— Start INFORMATION GIVEN —
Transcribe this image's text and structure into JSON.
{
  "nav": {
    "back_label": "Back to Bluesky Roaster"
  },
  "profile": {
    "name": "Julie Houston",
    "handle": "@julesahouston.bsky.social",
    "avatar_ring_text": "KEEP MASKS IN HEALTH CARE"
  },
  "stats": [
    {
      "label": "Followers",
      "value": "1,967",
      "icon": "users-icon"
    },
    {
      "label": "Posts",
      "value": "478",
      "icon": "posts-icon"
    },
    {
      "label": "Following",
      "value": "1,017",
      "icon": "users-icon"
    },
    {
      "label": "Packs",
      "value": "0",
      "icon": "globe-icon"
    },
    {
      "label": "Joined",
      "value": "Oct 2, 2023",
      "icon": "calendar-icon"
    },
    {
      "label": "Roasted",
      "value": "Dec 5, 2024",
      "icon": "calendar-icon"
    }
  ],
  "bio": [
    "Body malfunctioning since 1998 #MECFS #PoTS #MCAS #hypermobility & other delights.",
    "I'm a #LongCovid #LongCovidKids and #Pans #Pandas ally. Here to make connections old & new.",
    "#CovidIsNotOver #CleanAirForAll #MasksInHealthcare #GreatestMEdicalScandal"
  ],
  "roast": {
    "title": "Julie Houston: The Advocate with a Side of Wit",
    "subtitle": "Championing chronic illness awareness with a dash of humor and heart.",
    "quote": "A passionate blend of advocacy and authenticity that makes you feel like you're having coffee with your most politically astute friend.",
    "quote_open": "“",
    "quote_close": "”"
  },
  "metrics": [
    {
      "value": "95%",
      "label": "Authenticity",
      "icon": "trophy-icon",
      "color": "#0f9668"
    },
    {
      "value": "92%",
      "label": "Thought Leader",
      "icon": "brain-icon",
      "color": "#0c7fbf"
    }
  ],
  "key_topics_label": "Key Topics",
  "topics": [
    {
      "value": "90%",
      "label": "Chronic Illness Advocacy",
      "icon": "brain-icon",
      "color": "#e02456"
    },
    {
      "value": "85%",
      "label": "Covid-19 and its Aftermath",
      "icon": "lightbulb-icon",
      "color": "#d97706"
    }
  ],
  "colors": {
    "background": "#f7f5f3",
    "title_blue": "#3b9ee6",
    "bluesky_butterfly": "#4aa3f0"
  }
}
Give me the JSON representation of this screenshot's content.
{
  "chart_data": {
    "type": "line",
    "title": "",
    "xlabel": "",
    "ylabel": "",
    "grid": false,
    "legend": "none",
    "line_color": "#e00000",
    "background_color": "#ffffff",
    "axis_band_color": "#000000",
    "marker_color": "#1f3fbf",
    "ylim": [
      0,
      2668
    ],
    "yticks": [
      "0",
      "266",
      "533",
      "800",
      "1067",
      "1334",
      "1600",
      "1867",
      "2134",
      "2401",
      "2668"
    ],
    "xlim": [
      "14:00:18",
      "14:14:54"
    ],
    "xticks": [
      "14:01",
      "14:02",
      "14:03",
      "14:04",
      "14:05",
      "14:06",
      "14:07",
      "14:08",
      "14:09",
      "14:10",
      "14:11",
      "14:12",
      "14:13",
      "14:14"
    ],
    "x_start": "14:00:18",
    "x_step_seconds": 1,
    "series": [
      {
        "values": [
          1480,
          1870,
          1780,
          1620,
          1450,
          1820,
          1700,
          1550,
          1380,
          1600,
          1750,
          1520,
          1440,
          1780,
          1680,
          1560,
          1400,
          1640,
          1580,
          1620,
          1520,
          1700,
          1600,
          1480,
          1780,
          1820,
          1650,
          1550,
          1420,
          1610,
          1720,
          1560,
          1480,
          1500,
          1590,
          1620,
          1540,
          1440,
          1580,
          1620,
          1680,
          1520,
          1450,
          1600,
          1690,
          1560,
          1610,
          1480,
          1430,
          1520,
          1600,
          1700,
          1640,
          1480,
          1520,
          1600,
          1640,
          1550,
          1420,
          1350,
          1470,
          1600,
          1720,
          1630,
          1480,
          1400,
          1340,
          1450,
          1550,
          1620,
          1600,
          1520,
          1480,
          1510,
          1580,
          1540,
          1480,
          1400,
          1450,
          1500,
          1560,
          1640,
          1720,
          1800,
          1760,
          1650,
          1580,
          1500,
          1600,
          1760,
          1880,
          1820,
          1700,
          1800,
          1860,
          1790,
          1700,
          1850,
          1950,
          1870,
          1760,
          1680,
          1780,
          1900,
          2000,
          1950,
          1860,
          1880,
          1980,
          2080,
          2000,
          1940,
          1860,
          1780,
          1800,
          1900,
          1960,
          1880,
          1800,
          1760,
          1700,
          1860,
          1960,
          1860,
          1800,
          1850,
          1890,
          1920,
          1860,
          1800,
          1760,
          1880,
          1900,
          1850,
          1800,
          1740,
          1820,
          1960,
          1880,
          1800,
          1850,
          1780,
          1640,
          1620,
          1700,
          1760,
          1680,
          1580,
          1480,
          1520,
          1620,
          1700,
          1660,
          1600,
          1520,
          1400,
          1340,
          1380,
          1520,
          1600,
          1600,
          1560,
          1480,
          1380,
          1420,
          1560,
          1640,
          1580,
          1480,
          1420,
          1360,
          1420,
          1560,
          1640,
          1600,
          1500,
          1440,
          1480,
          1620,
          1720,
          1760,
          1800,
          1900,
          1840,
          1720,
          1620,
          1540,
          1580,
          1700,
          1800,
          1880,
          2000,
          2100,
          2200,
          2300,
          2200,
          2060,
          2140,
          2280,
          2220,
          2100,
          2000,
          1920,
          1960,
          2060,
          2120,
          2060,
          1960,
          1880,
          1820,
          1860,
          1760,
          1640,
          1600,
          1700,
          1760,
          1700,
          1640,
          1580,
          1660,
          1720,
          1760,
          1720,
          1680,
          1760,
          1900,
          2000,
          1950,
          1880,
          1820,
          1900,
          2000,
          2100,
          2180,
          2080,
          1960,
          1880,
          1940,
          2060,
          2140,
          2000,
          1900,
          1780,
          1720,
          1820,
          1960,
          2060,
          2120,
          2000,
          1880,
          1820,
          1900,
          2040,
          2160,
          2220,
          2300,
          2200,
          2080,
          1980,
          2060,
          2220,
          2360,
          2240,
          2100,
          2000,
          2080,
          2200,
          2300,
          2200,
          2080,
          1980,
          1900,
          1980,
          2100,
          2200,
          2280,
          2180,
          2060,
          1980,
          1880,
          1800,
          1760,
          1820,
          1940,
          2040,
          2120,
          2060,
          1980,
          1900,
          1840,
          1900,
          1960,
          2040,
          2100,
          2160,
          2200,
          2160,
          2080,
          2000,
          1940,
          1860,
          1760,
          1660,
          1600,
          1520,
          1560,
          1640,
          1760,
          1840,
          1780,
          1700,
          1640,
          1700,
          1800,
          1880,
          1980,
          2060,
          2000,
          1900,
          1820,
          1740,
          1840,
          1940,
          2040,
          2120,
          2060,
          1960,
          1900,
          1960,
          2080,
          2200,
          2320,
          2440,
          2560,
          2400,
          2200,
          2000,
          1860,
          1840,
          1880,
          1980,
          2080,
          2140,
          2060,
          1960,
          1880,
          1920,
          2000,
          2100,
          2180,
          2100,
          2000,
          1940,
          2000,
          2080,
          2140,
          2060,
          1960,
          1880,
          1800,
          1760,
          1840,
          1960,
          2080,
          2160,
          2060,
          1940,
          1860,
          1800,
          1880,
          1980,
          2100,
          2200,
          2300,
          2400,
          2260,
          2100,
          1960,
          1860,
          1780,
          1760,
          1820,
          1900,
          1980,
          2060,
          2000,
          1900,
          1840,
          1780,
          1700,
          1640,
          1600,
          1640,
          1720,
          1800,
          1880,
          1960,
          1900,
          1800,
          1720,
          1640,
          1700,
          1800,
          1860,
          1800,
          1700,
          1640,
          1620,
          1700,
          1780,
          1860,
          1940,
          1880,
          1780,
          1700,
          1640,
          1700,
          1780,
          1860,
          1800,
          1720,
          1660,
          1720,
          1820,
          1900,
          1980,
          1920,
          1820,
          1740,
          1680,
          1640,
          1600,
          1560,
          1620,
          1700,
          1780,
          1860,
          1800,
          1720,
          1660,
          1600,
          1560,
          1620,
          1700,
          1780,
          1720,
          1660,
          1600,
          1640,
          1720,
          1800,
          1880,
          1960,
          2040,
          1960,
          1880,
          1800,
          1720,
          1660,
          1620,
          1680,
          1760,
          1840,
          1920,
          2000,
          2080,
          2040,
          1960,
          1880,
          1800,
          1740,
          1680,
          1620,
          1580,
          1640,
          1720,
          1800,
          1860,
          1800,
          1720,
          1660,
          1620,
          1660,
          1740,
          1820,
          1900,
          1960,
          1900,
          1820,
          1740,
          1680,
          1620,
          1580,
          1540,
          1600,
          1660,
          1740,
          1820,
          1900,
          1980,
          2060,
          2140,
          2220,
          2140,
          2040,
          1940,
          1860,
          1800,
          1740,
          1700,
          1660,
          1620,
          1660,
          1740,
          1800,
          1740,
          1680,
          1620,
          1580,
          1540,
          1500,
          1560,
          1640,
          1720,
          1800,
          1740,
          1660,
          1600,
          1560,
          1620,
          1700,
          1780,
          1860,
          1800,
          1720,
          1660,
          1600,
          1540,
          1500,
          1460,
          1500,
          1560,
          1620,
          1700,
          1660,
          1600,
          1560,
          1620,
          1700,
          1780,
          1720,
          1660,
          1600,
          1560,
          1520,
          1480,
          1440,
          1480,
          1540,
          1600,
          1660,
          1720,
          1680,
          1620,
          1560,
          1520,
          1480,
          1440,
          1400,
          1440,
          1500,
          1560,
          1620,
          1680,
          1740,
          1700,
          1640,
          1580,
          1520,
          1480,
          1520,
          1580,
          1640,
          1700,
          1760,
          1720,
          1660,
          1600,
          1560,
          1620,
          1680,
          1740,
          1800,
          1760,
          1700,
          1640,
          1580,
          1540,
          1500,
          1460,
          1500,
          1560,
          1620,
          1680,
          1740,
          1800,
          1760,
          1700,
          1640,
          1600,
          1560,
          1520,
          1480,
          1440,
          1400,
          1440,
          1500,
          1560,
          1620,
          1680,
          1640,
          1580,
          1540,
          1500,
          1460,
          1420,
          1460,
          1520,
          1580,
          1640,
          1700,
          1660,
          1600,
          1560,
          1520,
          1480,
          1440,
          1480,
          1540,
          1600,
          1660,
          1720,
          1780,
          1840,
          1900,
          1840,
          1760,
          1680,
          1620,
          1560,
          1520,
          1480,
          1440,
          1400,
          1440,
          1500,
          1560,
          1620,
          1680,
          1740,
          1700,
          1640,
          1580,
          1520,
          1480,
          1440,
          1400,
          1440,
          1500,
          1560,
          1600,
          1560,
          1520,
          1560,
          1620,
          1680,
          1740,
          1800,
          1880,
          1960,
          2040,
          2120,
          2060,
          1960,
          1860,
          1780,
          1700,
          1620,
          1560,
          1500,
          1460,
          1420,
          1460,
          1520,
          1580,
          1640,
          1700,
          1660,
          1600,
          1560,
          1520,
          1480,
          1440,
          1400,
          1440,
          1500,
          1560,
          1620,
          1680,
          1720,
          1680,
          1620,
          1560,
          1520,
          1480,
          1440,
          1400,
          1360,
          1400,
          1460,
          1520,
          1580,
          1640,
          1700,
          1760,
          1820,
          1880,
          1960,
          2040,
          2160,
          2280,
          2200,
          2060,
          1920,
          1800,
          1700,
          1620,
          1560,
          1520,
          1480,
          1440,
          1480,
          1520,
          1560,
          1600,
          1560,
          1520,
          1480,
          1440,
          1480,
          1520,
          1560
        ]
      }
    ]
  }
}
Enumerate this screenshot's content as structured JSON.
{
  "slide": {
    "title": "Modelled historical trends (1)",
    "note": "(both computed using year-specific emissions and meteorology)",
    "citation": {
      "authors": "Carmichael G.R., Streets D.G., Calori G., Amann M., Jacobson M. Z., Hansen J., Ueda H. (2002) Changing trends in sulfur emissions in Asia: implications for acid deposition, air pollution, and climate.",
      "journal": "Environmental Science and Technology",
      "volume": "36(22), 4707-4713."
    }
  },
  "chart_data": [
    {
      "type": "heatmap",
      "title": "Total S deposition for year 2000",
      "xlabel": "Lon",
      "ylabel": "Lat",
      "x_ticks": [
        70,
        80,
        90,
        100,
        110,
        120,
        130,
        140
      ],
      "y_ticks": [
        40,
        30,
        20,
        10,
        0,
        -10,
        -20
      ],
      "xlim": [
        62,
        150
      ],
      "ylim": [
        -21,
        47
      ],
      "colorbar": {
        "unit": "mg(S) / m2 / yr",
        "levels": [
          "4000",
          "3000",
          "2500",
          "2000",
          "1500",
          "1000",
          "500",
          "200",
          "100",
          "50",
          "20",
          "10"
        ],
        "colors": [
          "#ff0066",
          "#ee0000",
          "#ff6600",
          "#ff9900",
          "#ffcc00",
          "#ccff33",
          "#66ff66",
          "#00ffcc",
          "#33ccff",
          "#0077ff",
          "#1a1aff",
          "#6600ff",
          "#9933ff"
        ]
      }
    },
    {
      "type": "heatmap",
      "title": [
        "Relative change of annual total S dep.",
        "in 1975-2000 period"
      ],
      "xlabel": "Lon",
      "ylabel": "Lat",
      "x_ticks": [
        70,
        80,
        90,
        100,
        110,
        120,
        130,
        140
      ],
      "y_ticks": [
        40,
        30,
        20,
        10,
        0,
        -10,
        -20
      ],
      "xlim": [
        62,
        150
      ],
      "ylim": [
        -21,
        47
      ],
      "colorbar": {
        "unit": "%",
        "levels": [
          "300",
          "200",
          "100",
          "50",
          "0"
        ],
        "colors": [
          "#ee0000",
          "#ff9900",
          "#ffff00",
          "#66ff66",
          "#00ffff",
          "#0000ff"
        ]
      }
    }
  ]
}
— End INFORMATION GIVEN —
In the listing, find each line with the string "deposition" and copy it.

• FINISHED EXERCISE
      "authors": "Carmichael G.R., Streets D.G., Calori G., Amann M., Jacobson M. Z., Hansen J., Ueda H. (2002) Changing trends in sulfur emissions in Asia: implications for acid deposition, air pollution, and climate.",
      "title": "Total S deposition for year 2000",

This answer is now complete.